§ WHAT IS ASKED:
Count how many lines below include the string "increase", and give that number without anything else.

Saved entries
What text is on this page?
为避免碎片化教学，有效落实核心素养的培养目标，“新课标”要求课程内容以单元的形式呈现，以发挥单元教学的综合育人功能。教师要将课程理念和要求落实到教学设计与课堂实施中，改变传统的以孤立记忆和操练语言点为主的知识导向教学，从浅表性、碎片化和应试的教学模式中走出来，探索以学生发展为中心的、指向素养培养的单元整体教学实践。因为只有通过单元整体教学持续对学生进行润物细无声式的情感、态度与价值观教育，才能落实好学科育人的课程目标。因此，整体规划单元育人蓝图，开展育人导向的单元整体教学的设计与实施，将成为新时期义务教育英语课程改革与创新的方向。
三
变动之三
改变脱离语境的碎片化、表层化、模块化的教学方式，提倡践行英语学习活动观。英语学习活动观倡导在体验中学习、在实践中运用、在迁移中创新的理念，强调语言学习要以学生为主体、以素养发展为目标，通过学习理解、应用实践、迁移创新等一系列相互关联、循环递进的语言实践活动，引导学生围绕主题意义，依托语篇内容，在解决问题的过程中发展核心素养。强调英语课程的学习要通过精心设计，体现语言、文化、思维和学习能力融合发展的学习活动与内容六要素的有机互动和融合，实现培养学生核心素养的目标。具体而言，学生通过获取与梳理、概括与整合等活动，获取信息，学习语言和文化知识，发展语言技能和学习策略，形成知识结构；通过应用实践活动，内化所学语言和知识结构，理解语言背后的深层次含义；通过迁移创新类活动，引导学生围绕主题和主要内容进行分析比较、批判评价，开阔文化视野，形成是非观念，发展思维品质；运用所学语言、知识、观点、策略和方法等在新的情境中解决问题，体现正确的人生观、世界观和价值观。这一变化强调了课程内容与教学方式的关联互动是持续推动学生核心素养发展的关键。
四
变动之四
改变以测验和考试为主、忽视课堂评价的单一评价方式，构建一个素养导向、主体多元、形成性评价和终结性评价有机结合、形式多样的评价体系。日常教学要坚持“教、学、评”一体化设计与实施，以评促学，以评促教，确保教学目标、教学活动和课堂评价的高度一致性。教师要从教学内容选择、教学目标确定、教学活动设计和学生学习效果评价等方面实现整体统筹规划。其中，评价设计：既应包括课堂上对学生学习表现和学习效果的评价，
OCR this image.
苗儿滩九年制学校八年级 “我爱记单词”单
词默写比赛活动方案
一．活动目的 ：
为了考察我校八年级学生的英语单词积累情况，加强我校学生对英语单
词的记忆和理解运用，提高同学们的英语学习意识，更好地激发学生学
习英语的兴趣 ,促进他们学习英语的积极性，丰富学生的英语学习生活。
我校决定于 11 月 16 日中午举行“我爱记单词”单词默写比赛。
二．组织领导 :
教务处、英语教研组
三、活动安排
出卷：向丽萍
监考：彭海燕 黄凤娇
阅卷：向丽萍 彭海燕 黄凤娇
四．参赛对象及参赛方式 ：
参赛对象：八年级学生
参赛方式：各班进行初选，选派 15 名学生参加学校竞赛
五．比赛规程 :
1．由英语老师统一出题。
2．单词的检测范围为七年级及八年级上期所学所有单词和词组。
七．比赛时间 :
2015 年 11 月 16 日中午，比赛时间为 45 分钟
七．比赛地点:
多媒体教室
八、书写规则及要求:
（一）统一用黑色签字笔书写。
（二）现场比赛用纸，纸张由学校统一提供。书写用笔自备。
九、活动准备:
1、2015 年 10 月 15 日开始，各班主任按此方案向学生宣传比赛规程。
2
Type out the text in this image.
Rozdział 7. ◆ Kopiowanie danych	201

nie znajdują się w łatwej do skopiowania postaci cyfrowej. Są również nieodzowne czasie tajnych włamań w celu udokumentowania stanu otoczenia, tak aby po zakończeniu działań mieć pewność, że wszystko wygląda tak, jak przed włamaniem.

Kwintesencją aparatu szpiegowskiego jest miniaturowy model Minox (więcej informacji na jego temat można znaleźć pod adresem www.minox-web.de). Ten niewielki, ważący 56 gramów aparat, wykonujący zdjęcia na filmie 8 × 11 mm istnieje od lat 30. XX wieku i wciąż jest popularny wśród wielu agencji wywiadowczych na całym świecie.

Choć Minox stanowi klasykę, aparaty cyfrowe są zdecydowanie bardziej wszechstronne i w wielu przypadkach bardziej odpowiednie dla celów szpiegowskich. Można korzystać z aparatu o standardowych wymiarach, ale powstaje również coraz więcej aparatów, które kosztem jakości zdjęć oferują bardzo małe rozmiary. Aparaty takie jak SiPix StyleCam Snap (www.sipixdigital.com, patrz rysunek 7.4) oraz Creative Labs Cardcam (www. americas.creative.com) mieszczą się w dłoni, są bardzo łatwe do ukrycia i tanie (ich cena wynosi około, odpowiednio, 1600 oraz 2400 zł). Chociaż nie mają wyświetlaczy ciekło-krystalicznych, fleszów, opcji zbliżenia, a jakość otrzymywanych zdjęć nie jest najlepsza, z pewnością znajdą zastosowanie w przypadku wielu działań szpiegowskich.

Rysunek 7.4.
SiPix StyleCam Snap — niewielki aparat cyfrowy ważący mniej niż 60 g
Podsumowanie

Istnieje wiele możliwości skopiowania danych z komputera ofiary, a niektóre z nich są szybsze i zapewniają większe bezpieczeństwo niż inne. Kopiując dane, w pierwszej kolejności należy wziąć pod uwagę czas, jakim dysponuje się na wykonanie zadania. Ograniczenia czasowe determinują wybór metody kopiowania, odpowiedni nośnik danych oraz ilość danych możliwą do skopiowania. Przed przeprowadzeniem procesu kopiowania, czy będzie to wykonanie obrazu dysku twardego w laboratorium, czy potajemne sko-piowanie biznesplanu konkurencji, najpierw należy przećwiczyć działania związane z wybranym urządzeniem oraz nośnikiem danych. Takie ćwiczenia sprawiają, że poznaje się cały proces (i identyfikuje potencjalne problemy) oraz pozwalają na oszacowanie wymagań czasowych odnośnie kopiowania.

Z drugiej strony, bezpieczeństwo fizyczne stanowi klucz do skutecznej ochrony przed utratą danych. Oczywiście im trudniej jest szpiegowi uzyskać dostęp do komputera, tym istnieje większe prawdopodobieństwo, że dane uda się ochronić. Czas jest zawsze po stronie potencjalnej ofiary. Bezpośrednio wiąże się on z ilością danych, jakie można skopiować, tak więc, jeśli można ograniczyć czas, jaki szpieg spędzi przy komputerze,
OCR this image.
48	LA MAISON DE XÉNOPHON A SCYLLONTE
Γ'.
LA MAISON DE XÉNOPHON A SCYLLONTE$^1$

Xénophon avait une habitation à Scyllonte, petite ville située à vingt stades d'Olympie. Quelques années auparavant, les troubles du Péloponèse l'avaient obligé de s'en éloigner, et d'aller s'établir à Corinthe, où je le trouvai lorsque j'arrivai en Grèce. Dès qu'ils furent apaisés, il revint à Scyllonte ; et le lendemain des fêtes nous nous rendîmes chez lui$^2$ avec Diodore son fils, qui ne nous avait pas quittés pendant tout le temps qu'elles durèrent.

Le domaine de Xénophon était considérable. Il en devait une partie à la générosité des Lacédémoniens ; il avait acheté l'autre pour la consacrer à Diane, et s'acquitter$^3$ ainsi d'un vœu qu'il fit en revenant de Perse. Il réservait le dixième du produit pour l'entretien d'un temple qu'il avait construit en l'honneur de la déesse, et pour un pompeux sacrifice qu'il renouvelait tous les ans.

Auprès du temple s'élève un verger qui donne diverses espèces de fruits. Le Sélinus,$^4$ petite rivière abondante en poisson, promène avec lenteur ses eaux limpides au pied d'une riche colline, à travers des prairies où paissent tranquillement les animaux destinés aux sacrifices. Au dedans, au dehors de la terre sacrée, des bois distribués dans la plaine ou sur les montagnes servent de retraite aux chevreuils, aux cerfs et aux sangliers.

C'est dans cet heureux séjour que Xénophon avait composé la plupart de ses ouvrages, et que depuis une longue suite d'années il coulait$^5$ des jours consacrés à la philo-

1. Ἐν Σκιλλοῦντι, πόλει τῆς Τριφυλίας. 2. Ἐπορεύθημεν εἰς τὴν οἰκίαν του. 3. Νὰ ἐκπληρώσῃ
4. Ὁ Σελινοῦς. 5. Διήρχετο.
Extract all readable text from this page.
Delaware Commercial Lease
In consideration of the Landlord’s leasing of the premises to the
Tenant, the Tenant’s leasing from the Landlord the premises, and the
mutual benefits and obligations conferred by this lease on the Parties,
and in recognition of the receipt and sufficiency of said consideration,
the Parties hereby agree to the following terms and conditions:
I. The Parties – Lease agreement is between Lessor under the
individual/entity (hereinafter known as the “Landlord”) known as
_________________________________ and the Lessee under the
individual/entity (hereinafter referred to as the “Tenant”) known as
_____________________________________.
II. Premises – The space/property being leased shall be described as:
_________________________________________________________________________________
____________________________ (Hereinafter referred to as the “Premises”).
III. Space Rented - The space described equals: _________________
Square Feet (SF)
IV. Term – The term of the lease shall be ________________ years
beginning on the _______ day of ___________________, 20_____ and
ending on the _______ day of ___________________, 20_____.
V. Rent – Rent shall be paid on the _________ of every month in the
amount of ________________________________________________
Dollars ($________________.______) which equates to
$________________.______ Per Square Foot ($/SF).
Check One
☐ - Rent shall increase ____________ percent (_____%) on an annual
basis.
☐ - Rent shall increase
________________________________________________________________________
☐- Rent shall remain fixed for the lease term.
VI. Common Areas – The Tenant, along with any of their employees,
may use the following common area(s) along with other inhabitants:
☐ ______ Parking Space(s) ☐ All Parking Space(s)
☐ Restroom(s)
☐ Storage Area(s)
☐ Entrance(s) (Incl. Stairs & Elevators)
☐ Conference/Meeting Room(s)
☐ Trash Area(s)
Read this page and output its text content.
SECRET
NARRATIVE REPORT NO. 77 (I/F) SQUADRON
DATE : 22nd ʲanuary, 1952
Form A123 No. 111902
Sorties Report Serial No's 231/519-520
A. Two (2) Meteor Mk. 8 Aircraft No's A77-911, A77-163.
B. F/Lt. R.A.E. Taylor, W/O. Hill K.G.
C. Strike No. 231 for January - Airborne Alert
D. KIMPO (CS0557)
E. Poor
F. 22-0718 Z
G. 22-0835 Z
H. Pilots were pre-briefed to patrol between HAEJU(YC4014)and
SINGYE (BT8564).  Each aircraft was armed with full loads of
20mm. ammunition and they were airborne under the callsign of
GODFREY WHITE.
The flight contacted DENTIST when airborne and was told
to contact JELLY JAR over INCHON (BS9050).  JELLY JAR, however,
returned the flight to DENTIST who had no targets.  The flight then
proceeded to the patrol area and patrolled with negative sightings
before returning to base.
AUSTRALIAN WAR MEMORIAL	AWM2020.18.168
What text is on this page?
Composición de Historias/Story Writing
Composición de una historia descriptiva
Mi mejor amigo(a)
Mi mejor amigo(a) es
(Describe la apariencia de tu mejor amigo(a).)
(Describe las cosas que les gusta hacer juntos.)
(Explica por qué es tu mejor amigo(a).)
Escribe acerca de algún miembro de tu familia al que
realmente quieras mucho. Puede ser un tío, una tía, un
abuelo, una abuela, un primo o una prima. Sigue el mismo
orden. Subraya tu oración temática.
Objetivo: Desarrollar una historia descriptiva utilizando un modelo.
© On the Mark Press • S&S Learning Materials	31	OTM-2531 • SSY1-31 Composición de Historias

§ TASK RESPONSE:
2